§ What needs to be done
Reproduce the data that follows in its entirety, character for character.

----- Dataset

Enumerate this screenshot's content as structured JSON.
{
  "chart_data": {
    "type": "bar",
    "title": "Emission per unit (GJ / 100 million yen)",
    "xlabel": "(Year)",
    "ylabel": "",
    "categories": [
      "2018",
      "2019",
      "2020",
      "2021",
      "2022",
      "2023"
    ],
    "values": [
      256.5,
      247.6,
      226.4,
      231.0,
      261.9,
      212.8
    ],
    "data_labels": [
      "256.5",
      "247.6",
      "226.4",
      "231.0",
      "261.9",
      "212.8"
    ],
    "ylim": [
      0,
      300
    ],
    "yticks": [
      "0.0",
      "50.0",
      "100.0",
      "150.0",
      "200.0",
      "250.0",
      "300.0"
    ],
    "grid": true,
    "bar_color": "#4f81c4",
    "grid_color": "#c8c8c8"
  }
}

----------

§ Result of this exercise
Enumerate this screenshot's content as structured JSON.
{
  "chart_data": {
    "type": "bar",
    "title": "Emission per unit (GJ / 100 million yen)",
    "xlabel": "(Year)",
    "ylabel": "",
    "categories": [
      "2018",
      "2019",
      "2020",
      "2021",
      "2022",
      "2023"
    ],
    "values": [
      256.5,
      247.6,
      226.4,
      231.0,
      261.9,
      212.8
    ],
    "data_labels": [
      "256.5",
      "247.6",
      "226.4",
      "231.0",
      "261.9",
      "212.8"
    ],
    "ylim": [
      0,
      300
    ],
    "yticks": [
      "0.0",
      "50.0",
      "100.0",
      "150.0",
      "200.0",
      "250.0",
      "300.0"
    ],
    "grid": true,
    "bar_color": "#4f81c4",
    "grid_color": "#c8c8c8"
  }
}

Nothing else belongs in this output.